Prompt => All lines in which the word "partita" occurs are to be extracted.

(Dataset items)
[start]

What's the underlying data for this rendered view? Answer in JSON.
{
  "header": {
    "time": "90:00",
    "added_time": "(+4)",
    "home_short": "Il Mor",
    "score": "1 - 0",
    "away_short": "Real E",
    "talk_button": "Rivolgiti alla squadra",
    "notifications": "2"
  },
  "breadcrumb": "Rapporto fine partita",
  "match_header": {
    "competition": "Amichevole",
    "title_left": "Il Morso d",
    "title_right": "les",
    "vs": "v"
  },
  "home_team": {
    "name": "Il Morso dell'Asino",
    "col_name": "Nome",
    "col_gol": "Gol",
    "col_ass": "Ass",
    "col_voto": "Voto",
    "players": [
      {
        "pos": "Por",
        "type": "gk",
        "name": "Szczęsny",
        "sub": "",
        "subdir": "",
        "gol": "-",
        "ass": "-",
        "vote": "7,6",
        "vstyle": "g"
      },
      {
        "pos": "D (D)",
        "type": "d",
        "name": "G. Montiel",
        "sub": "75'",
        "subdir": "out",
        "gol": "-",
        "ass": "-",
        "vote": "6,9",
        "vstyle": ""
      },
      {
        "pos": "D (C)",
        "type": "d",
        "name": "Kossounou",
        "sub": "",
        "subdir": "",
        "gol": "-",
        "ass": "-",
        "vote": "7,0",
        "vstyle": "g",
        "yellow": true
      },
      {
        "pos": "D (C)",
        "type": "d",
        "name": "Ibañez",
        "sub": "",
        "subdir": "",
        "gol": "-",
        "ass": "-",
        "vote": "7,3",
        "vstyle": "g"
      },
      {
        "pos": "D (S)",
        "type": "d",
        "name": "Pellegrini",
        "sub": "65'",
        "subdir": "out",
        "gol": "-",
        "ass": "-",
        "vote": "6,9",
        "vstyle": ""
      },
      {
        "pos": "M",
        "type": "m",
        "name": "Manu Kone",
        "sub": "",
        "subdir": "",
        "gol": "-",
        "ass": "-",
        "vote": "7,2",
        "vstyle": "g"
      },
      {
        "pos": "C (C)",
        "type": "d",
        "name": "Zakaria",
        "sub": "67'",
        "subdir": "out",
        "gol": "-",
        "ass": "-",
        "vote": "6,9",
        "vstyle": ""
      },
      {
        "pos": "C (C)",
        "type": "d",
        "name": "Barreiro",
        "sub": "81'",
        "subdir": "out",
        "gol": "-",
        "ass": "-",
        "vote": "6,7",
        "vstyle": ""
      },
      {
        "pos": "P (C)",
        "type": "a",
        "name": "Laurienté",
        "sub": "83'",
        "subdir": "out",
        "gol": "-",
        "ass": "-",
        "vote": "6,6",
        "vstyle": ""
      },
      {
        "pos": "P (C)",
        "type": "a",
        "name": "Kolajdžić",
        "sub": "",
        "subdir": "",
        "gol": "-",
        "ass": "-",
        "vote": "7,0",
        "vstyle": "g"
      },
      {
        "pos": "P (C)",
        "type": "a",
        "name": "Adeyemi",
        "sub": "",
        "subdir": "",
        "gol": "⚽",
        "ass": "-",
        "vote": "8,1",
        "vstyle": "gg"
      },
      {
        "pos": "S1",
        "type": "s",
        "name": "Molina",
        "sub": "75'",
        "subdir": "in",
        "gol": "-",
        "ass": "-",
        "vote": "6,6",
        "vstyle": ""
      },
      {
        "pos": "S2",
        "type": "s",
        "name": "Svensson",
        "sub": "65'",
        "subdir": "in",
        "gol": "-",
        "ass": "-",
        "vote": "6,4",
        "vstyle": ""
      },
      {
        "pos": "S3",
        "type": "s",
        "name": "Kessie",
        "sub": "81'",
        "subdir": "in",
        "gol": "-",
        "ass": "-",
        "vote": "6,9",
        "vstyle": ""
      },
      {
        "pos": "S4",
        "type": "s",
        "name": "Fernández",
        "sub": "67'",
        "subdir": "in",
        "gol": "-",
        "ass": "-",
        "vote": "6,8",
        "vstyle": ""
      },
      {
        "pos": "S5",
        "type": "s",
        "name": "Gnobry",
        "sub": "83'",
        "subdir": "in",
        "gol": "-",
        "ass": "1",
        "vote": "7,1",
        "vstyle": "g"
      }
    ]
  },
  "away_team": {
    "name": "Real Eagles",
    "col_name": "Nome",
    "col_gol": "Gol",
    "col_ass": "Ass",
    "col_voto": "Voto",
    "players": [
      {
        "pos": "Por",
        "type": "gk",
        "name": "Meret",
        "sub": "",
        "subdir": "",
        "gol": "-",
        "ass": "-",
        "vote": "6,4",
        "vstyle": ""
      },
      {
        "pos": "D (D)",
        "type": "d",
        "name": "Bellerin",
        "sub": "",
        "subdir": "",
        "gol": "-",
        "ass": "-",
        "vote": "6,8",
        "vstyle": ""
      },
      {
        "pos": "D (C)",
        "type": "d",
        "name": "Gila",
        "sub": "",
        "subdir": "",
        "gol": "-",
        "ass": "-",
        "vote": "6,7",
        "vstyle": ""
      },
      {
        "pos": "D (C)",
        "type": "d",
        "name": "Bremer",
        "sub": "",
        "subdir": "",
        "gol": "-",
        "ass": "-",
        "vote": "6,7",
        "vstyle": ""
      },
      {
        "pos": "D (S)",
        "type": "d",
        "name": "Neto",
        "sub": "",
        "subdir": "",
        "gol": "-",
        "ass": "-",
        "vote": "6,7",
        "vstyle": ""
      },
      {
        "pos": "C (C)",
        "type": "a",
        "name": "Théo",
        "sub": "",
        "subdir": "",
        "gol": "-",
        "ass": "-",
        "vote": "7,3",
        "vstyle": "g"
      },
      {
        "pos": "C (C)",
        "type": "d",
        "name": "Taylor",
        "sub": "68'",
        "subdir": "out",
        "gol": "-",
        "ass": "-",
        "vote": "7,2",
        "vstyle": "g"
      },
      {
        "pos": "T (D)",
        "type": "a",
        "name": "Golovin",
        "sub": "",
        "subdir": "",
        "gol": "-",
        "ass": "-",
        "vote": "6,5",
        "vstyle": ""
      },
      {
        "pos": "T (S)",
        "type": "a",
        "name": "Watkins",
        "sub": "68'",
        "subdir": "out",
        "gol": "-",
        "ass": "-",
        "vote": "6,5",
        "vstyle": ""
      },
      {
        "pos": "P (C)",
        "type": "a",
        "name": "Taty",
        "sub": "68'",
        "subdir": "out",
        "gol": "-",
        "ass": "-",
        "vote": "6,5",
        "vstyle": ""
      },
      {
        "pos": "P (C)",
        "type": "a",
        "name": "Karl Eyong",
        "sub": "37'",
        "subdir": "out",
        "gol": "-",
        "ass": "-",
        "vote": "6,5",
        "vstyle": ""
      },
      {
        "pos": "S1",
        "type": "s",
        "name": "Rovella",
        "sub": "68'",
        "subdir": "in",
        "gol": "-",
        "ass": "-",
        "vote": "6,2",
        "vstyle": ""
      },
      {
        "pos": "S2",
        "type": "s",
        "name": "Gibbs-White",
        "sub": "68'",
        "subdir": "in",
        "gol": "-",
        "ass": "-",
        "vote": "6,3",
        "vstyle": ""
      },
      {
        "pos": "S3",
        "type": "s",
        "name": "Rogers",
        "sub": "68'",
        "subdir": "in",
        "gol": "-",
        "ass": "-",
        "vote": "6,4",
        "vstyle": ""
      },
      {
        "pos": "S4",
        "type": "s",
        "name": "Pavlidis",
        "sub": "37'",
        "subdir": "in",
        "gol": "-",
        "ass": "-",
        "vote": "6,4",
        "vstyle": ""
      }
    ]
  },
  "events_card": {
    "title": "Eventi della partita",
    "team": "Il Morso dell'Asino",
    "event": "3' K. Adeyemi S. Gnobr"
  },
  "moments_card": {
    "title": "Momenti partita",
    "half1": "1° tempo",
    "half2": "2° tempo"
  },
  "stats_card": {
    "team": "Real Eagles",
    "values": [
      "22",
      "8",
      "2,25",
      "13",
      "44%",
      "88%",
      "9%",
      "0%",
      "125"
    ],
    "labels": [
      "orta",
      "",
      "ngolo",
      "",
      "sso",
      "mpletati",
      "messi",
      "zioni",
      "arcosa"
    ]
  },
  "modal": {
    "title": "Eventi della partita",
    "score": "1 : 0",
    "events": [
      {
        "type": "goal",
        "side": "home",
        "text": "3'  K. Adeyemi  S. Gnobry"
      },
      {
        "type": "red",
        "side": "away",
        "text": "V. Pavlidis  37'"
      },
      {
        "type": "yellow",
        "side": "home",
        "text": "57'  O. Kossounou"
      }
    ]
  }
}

[end]

Task result =>
  "breadcrumb": "Rapporto fine partita",
    "title": "Eventi della partita",
    "title": "Momenti partita",
    "title": "Eventi della partita",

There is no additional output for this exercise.